═══ MATERIAL SUPPLIED ═══

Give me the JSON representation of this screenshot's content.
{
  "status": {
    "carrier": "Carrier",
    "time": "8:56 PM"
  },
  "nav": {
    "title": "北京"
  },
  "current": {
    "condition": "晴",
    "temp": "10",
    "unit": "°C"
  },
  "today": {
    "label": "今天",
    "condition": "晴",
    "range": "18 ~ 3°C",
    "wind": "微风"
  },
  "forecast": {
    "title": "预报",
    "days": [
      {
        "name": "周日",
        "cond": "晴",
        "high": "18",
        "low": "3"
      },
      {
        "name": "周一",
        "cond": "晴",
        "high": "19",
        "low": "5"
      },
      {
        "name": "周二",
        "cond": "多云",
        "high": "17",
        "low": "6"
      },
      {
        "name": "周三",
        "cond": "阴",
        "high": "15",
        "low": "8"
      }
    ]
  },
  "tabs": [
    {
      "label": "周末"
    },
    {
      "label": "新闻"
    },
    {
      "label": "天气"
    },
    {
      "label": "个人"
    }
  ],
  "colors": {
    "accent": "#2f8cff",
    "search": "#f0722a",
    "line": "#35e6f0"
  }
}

═══

→ WHAT TO PRODUCE
Repeat back the data above, exact to the last character.

→ WRITTEN ANSWER
Give me the JSON representation of this screenshot's content.
{
  "status": {
    "carrier": "Carrier",
    "time": "8:56 PM"
  },
  "nav": {
    "title": "北京"
  },
  "current": {
    "condition": "晴",
    "temp": "10",
    "unit": "°C"
  },
  "today": {
    "label": "今天",
    "condition": "晴",
    "range": "18 ~ 3°C",
    "wind": "微风"
  },
  "forecast": {
    "title": "预报",
    "days": [
      {
        "name": "周日",
        "cond": "晴",
        "high": "18",
        "low": "3"
      },
      {
        "name": "周一",
        "cond": "晴",
        "high": "19",
        "low": "5"
      },
      {
        "name": "周二",
        "cond": "多云",
        "high": "17",
        "low": "6"
      },
      {
        "name": "周三",
        "cond": "阴",
        "high": "15",
        "low": "8"
      }
    ]
  },
  "tabs": [
    {
      "label": "周末"
    },
    {
      "label": "新闻"
    },
    {
      "label": "天气"
    },
    {
      "label": "个人"
    }
  ],
  "colors": {
    "accent": "#2f8cff",
    "search": "#f0722a",
    "line": "#35e6f0"
  }
}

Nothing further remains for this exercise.